§ SOURCE RECORDS:
+-------+

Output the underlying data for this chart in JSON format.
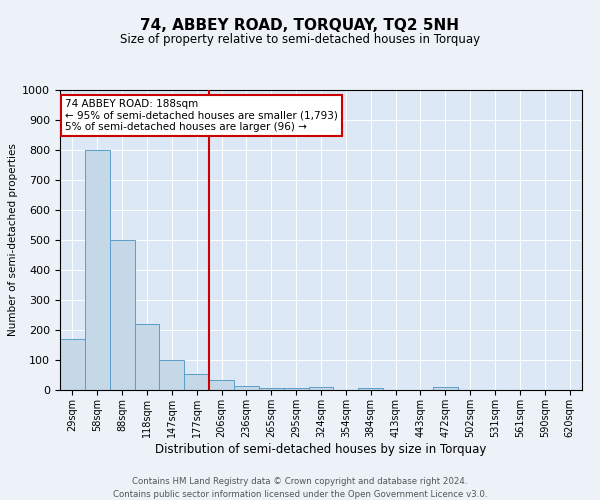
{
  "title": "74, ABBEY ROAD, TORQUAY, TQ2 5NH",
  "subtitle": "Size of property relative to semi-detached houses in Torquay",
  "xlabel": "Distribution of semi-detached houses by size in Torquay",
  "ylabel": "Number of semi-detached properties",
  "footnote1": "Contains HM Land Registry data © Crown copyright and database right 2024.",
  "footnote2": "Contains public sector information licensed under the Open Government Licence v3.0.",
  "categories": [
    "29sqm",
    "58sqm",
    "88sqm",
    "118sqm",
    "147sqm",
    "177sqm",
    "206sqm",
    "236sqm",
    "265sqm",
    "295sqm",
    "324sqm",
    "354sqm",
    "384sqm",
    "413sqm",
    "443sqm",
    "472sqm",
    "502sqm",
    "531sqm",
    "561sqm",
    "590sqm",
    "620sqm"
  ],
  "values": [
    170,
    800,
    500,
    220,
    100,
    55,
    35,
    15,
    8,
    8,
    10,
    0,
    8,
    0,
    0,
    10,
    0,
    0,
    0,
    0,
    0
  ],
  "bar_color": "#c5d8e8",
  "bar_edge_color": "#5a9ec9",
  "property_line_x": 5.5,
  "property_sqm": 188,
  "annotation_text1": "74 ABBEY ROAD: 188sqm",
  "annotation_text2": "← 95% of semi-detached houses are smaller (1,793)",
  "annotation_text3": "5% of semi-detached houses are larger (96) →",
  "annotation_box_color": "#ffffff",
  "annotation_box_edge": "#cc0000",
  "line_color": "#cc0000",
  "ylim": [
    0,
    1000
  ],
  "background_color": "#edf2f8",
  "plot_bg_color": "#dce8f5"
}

+-------+

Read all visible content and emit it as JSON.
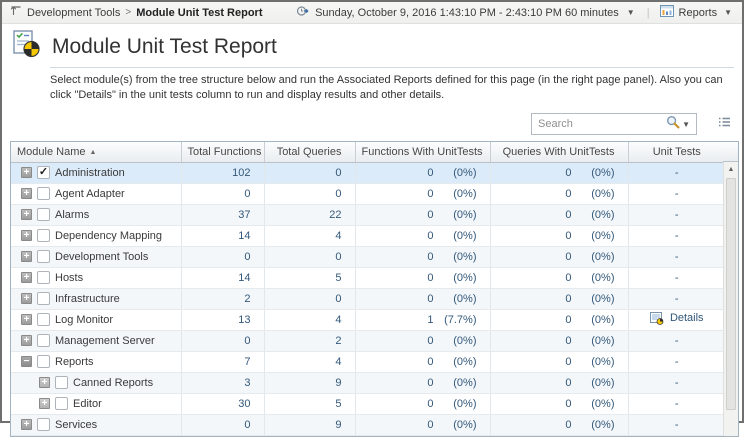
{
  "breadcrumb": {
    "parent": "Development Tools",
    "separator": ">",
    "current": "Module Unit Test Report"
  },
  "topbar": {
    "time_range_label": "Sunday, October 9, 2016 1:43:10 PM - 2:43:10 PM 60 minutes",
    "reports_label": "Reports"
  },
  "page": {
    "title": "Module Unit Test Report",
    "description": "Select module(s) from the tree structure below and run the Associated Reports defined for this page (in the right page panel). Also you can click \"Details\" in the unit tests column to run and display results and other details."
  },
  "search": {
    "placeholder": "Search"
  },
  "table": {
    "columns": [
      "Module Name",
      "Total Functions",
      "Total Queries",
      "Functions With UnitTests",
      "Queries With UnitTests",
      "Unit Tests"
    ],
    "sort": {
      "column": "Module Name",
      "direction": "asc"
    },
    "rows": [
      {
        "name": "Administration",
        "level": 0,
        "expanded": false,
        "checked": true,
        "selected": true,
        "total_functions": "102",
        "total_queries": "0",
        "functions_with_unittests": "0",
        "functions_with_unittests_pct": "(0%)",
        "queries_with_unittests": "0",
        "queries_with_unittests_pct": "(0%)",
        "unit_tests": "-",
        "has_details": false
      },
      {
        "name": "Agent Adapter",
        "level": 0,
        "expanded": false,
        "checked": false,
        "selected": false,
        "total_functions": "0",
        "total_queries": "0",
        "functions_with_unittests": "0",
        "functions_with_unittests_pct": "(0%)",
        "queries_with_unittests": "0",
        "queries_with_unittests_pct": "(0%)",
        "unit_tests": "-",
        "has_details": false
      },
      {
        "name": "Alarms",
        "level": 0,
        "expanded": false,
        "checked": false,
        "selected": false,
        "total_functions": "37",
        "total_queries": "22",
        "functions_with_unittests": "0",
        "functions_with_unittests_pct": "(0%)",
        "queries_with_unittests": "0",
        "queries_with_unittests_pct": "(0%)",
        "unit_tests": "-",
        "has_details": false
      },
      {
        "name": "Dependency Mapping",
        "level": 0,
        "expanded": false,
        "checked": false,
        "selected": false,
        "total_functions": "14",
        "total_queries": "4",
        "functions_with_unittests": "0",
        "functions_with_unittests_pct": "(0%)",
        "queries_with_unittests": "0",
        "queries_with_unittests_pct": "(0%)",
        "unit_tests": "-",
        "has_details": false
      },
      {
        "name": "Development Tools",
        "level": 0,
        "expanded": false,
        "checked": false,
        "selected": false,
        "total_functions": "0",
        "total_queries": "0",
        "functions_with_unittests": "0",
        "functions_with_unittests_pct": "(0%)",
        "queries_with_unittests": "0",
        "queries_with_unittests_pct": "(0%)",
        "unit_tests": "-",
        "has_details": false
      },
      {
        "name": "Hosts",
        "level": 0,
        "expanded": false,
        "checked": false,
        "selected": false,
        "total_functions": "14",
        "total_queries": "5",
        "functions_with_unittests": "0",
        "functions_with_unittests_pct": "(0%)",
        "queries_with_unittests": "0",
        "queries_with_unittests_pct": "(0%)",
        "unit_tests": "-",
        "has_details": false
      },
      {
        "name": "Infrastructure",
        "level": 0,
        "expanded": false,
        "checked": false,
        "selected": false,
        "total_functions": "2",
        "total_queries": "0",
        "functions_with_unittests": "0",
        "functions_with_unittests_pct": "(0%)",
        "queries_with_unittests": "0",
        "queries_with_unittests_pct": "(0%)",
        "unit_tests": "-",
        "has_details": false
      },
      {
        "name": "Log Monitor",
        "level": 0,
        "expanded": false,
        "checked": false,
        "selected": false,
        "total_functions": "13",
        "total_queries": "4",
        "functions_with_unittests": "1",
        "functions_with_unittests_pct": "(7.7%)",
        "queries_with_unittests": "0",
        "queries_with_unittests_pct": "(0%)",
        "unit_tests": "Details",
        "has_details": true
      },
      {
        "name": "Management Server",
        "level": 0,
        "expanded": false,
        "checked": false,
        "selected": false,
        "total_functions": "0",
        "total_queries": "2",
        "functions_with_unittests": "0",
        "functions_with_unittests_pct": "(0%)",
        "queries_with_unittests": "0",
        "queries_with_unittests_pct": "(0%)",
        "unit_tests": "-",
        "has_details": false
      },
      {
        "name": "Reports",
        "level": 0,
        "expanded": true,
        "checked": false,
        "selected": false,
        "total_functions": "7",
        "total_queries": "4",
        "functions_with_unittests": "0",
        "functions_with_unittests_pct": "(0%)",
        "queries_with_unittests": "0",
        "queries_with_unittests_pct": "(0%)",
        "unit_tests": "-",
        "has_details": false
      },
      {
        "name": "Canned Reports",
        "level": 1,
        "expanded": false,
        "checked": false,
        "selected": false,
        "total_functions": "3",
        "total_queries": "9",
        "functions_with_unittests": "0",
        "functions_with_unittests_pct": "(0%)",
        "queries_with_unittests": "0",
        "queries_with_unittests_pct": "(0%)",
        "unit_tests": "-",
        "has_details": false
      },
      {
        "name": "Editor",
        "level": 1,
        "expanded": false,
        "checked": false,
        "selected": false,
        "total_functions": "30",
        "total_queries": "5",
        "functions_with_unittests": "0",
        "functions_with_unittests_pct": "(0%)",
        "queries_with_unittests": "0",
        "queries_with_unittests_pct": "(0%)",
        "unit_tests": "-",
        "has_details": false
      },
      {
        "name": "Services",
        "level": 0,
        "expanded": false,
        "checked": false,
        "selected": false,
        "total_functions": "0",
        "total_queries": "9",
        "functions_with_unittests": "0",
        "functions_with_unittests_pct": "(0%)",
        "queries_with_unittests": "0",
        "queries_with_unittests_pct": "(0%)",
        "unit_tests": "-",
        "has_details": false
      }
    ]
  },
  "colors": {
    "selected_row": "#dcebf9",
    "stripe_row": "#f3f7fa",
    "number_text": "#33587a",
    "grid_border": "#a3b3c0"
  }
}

+-------+

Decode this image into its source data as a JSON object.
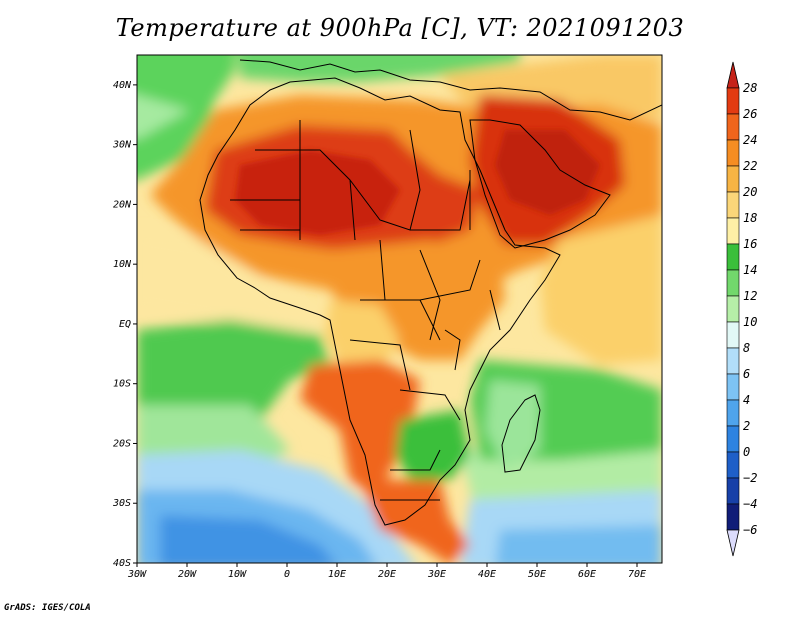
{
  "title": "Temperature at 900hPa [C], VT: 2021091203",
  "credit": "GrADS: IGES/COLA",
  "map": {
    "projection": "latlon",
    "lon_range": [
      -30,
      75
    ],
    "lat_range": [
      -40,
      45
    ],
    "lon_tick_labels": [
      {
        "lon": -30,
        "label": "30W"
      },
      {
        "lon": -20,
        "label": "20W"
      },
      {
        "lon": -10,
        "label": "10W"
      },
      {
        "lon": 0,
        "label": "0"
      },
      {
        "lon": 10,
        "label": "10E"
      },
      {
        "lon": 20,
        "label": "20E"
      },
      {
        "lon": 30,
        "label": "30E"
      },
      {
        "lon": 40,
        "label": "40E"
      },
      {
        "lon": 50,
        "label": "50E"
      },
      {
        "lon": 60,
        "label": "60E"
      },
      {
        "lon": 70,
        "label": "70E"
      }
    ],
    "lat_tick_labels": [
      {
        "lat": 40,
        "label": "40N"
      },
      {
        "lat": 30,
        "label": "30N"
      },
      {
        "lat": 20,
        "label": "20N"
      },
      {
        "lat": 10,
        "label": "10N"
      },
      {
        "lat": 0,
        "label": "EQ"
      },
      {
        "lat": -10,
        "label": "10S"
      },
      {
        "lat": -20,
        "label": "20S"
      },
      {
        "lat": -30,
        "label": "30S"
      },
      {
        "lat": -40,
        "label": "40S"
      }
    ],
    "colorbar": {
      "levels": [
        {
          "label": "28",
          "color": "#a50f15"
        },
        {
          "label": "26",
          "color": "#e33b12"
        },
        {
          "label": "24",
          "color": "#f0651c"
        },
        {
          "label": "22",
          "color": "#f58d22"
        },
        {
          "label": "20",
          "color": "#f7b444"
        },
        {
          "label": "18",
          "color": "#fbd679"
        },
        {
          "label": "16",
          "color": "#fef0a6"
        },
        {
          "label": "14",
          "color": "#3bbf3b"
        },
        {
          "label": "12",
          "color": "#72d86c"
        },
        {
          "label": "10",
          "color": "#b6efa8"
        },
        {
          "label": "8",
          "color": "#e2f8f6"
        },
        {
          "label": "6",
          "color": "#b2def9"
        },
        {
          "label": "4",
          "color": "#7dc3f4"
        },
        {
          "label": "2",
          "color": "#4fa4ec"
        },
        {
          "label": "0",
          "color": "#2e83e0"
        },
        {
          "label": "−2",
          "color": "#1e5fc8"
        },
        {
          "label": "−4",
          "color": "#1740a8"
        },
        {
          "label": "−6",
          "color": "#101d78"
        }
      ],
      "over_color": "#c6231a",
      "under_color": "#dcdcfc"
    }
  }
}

+-------+

§ TASK TO CARRY OUT: Each line with the string "data" in it needs to be found and copied.

§ EXERCISE SOLUTION:
Output the underlying data for this chart in JSON format.
  "footnote1": "Contains HM Land Registry data © Crown copyright and database right 2024.",
Decode this image into its source data as a JSON object.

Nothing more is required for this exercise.